The request:
Copy out all of the data exactly as it appears.

Extracted entries:
━━━━━━━━━━

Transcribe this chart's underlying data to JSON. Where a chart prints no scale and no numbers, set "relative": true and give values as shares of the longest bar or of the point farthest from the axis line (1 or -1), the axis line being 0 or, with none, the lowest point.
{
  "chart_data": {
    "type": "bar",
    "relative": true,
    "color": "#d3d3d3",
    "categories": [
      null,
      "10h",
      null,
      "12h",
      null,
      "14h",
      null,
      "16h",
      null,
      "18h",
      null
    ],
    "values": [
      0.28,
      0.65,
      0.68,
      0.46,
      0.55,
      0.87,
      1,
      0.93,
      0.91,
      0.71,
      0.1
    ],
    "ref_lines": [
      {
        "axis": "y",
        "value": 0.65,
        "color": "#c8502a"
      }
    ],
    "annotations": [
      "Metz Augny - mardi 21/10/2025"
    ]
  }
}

━━━━━━━━━━

Worked solution:
Transcribe this chart's underlying data to JSON. Where a chart prints no scale and no numbers, set "relative": true and give values as shares of the longest bar or of the point farthest from the axis line (1 or -1), the axis line being 0 or, with none, the lowest point.
{
  "chart_data": {
    "type": "bar",
    "relative": true,
    "color": "#d3d3d3",
    "categories": [
      null,
      "10h",
      null,
      "12h",
      null,
      "14h",
      null,
      "16h",
      null,
      "18h",
      null
    ],
    "values": [
      0.28,
      0.65,
      0.68,
      0.46,
      0.55,
      0.87,
      1,
      0.93,
      0.91,
      0.71,
      0.1
    ],
    "ref_lines": [
      {
        "axis": "y",
        "value": 0.65,
        "color": "#c8502a"
      }
    ],
    "annotations": [
      "Metz Augny - mardi 21/10/2025"
    ]
  }
}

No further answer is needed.